Figure record extracts

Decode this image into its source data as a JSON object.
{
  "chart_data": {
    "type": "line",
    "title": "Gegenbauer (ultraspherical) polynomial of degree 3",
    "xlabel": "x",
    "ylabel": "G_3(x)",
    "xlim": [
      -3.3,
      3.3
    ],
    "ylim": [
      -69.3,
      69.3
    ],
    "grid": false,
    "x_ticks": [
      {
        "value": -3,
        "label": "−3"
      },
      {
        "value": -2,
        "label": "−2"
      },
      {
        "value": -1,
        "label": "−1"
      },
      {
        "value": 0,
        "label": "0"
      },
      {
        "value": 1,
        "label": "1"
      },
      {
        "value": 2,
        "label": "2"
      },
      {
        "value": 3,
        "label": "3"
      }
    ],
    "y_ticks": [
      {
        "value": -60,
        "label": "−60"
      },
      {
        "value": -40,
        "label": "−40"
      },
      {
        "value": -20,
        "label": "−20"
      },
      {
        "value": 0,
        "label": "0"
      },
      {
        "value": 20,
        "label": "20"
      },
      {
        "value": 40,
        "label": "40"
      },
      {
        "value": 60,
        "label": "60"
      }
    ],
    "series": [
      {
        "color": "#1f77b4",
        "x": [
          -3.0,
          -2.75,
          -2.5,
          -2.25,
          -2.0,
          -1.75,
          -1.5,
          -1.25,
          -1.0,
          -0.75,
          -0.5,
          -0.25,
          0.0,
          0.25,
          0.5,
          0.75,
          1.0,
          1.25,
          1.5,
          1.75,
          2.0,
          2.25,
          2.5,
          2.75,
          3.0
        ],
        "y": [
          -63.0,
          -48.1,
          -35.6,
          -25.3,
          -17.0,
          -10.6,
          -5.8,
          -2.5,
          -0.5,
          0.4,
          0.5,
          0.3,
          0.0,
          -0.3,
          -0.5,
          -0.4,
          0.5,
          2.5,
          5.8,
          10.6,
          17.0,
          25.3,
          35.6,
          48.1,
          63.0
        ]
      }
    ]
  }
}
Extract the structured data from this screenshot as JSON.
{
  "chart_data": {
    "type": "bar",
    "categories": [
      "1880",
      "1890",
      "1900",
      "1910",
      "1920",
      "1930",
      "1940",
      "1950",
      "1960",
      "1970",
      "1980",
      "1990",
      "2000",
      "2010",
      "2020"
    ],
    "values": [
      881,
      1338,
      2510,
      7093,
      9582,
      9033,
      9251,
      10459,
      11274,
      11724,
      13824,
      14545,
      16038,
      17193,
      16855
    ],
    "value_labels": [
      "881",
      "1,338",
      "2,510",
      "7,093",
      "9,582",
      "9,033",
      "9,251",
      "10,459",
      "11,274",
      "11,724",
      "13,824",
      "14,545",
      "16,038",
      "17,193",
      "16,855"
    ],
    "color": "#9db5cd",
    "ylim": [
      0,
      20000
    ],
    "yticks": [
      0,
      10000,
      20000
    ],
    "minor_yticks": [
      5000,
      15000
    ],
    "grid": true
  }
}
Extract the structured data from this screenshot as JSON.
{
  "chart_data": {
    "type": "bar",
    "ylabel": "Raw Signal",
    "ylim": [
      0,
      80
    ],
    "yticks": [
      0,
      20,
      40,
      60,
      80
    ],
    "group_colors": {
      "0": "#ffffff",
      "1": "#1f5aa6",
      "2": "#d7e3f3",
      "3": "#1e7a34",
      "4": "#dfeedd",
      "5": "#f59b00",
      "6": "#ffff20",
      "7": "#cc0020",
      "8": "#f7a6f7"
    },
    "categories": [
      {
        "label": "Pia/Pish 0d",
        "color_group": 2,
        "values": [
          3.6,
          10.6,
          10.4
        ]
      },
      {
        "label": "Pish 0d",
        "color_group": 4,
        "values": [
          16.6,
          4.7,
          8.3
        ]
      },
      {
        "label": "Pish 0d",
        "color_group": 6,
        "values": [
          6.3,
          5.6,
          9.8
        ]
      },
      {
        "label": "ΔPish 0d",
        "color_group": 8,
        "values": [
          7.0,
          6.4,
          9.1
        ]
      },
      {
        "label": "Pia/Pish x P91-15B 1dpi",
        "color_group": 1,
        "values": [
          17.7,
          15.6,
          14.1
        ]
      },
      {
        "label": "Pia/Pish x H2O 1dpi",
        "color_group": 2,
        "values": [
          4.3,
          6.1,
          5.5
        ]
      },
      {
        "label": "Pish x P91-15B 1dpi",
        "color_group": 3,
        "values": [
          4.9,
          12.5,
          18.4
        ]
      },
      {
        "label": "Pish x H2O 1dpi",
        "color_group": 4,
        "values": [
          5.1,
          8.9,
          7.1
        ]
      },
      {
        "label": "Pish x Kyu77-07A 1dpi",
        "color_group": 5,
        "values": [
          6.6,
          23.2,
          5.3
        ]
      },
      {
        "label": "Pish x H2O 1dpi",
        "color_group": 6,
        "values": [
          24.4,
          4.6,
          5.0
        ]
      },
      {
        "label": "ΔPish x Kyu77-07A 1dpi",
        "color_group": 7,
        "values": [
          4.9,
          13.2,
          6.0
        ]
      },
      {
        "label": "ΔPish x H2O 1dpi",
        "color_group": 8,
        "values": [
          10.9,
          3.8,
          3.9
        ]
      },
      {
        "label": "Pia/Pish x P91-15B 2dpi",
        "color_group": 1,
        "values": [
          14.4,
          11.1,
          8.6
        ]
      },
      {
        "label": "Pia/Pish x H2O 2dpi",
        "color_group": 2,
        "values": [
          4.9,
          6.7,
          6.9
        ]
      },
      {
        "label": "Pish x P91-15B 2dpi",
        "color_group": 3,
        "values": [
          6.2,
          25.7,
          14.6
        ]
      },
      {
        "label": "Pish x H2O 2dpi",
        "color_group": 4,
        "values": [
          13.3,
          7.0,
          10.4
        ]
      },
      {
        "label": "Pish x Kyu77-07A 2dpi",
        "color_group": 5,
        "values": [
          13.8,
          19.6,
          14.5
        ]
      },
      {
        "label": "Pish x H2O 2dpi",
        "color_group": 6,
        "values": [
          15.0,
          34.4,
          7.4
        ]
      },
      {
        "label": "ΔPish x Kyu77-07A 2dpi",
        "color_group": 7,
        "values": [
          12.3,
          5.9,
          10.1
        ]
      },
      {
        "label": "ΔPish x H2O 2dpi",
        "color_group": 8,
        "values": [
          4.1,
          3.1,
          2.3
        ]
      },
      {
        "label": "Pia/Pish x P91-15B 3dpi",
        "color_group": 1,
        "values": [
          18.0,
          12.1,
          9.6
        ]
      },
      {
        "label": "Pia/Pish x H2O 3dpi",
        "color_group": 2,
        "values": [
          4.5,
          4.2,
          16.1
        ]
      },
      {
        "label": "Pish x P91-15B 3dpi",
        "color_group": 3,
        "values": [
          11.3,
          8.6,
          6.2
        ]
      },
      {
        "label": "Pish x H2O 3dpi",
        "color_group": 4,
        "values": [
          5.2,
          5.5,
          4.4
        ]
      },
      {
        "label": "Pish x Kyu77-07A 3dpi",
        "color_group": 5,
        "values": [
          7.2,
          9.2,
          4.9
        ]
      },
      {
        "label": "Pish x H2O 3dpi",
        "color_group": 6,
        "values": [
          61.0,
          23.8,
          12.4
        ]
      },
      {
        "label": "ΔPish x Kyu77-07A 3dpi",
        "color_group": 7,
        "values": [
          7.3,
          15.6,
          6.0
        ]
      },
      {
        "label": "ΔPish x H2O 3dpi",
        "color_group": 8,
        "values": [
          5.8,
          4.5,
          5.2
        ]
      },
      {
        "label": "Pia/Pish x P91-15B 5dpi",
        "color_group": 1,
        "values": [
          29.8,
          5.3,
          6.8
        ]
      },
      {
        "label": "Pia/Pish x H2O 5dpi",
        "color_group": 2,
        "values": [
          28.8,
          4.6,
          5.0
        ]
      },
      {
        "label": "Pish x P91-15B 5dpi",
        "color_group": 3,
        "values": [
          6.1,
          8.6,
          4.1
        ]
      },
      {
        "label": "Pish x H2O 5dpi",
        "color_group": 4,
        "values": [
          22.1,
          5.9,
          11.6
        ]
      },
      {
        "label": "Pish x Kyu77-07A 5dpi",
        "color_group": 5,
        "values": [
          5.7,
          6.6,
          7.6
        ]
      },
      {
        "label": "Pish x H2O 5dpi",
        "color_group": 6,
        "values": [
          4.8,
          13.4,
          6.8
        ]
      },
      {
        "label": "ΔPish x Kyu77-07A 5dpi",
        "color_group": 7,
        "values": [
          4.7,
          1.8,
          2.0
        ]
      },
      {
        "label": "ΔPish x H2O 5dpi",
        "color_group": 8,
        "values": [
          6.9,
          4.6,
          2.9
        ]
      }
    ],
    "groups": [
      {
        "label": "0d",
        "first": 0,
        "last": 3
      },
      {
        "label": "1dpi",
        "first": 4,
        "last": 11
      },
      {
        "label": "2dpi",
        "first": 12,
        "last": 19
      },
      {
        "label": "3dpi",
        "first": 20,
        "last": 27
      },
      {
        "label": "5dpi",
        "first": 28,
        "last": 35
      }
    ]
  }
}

-- Problem description --
Write the number of lines containing the word "first" and nothing besides it.

-- Response to the task --
5